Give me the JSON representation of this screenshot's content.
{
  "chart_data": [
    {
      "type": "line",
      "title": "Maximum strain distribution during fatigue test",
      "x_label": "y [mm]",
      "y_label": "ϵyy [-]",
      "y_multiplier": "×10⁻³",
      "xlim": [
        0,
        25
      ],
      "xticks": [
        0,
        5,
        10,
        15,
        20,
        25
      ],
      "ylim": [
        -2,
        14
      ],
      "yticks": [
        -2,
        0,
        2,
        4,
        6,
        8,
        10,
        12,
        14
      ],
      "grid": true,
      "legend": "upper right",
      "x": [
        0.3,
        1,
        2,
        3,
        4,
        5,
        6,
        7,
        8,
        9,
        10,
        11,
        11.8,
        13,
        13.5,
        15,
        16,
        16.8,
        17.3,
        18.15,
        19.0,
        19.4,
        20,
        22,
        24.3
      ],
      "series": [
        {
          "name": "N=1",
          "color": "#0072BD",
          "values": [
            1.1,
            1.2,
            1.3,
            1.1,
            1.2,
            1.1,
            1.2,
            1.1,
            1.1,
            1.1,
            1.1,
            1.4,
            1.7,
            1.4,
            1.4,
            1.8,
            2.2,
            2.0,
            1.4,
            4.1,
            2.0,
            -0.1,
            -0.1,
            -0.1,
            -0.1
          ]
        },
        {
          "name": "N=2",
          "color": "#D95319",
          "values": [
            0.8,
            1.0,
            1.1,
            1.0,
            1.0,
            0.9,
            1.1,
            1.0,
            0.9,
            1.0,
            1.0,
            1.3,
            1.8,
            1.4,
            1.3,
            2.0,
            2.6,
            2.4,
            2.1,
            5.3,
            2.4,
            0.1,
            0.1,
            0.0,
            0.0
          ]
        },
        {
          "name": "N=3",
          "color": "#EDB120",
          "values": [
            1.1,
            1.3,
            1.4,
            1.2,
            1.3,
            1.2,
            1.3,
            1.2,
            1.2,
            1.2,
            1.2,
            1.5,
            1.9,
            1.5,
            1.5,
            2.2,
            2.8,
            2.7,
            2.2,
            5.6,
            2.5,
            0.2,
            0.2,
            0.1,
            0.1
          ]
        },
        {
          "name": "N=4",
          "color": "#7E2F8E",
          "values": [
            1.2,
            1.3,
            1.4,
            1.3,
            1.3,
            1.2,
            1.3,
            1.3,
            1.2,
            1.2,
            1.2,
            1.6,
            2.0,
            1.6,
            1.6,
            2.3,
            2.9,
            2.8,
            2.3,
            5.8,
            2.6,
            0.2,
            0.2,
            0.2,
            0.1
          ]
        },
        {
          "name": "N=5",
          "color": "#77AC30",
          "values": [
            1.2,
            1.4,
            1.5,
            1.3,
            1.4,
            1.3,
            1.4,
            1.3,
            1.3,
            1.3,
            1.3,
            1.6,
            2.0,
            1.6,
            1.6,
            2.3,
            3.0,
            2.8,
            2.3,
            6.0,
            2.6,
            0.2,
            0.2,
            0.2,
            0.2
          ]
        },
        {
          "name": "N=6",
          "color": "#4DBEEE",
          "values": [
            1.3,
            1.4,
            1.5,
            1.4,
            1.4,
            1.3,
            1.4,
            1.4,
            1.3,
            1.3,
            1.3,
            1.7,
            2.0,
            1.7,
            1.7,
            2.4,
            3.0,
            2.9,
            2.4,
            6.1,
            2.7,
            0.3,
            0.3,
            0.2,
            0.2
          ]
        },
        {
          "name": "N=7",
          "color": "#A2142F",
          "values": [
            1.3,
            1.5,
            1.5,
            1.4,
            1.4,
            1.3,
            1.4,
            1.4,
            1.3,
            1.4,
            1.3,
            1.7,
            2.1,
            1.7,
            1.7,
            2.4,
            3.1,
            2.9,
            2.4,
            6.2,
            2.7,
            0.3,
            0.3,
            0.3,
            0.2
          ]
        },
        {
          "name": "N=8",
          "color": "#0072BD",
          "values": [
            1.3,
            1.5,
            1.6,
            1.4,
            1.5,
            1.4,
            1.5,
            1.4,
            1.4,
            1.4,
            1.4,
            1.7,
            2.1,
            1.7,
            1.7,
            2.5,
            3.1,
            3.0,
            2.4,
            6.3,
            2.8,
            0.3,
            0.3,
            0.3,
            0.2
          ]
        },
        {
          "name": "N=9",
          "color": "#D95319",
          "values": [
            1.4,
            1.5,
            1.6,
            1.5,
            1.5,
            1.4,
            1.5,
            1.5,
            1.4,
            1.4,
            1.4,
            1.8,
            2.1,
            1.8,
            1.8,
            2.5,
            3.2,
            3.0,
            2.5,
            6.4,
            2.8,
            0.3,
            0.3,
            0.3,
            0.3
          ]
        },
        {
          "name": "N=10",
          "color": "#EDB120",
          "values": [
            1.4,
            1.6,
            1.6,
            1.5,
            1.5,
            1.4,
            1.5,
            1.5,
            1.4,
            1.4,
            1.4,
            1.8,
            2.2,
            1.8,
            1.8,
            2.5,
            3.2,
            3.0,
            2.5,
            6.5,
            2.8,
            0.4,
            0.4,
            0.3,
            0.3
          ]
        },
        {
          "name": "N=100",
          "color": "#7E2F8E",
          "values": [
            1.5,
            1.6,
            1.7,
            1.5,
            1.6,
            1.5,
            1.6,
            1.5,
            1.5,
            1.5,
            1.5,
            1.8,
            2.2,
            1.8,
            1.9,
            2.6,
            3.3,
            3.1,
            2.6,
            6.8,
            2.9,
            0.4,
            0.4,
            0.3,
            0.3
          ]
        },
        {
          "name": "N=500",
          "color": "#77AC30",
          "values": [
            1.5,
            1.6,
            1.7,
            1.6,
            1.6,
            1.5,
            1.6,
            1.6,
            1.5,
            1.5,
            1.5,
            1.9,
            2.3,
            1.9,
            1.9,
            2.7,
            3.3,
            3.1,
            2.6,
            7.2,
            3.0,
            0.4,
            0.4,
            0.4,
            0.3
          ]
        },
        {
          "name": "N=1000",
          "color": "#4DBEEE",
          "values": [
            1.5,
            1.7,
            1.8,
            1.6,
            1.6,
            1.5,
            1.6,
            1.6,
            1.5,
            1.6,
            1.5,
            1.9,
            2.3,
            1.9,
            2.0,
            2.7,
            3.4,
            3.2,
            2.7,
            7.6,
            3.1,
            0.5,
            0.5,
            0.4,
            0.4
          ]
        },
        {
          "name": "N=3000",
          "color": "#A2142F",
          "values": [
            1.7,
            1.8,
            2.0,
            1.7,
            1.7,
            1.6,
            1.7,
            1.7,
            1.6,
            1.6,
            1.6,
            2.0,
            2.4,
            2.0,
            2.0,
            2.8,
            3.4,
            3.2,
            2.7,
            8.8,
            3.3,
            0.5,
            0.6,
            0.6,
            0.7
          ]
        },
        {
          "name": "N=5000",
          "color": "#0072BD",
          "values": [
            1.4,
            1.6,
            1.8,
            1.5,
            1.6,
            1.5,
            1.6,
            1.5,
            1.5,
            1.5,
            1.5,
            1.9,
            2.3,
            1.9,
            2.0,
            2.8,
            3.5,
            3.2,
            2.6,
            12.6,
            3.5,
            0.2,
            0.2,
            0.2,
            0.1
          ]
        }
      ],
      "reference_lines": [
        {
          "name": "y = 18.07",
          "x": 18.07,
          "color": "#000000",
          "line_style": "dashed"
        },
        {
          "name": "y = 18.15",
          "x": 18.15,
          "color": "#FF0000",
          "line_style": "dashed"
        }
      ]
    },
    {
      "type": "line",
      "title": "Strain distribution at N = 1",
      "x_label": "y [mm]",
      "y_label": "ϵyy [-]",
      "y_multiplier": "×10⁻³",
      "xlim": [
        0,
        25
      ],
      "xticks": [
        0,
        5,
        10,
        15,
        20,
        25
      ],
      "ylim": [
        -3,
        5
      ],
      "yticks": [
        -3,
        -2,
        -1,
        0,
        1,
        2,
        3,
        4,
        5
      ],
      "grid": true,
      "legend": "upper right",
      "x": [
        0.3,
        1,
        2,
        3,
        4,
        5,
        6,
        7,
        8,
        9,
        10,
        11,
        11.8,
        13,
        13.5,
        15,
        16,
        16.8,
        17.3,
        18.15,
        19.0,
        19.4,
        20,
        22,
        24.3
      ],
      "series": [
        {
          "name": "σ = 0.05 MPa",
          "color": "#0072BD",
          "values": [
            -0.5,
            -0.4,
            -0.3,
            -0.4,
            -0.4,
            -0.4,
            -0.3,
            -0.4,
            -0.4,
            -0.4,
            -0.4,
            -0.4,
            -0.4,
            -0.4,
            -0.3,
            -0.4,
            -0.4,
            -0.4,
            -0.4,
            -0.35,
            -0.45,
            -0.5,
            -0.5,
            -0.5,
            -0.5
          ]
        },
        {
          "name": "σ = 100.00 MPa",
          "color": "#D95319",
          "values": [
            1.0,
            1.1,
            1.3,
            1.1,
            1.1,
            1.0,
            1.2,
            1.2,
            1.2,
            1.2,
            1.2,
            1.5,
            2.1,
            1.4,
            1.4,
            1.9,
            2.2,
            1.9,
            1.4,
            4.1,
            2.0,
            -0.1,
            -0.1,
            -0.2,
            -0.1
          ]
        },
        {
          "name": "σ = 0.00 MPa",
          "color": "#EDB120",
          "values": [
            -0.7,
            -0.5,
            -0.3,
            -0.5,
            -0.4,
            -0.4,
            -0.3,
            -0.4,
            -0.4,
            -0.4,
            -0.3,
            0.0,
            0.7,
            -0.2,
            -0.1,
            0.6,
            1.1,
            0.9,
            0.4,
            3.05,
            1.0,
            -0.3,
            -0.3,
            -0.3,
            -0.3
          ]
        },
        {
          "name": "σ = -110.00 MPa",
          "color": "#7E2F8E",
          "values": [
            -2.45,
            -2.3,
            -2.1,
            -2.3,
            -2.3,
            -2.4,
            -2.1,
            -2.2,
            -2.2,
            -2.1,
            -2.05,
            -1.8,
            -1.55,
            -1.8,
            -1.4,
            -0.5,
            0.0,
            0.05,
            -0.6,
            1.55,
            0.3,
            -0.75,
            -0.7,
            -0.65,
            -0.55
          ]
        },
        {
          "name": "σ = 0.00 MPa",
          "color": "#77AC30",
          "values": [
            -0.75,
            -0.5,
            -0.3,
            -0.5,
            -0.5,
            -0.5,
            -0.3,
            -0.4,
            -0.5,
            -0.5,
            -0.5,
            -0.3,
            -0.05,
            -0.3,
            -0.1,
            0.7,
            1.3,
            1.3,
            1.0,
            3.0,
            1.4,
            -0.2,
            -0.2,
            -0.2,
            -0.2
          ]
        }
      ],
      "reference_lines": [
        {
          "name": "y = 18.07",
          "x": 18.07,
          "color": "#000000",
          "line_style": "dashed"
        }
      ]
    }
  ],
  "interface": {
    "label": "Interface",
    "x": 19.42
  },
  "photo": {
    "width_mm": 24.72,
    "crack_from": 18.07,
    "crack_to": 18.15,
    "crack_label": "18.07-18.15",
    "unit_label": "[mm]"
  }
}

# YOUR TASK
Go through the material above and count the lines that include "distribution". Give the number alone.

# SOLUTION
2